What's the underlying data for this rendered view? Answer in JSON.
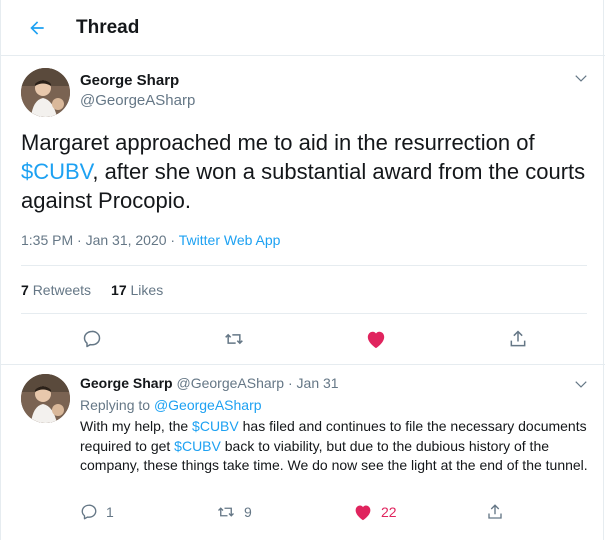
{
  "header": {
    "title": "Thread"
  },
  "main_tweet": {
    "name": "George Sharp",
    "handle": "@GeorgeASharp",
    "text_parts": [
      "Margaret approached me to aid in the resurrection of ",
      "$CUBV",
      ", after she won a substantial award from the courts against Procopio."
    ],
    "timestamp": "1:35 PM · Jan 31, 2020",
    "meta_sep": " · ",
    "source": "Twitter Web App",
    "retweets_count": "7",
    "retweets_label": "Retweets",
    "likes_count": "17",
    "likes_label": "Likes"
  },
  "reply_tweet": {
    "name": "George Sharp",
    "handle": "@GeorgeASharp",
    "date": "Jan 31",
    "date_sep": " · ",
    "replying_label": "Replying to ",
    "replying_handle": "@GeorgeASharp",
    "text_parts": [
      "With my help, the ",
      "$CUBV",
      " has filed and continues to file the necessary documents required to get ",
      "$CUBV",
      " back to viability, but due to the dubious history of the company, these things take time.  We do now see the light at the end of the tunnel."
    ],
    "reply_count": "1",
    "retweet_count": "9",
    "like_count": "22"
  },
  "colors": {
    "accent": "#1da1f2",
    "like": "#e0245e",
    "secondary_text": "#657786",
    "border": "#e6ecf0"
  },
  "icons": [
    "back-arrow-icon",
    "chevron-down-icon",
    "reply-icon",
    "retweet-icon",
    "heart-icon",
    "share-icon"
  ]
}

■ Given exercise ■
All the lines above are to be given again exactly as they read, with the pictures removed.

■ Final result ■
What's the underlying data for this rendered view? Answer in JSON.
{
  "header": {
    "title": "Thread"
  },
  "main_tweet": {
    "name": "George Sharp",
    "handle": "@GeorgeASharp",
    "text_parts": [
      "Margaret approached me to aid in the resurrection of ",
      "$CUBV",
      ", after she won a substantial award from the courts against Procopio."
    ],
    "timestamp": "1:35 PM · Jan 31, 2020",
    "meta_sep": " · ",
    "source": "Twitter Web App",
    "retweets_count": "7",
    "retweets_label": "Retweets",
    "likes_count": "17",
    "likes_label": "Likes"
  },
  "reply_tweet": {
    "name": "George Sharp",
    "handle": "@GeorgeASharp",
    "date": "Jan 31",
    "date_sep": " · ",
    "replying_label": "Replying to ",
    "replying_handle": "@GeorgeASharp",
    "text_parts": [
      "With my help, the ",
      "$CUBV",
      " has filed and continues to file the necessary documents required to get ",
      "$CUBV",
      " back to viability, but due to the dubious history of the company, these things take time.  We do now see the light at the end of the tunnel."
    ],
    "reply_count": "1",
    "retweet_count": "9",
    "like_count": "22"
  },
  "colors": {
    "accent": "#1da1f2",
    "like": "#e0245e",
    "secondary_text": "#657786",
    "border": "#e6ecf0"
  },
  "icons": [
    "back-arrow-icon",
    "chevron-down-icon",
    "reply-icon",
    "retweet-icon",
    "heart-icon",
    "share-icon"
  ]
}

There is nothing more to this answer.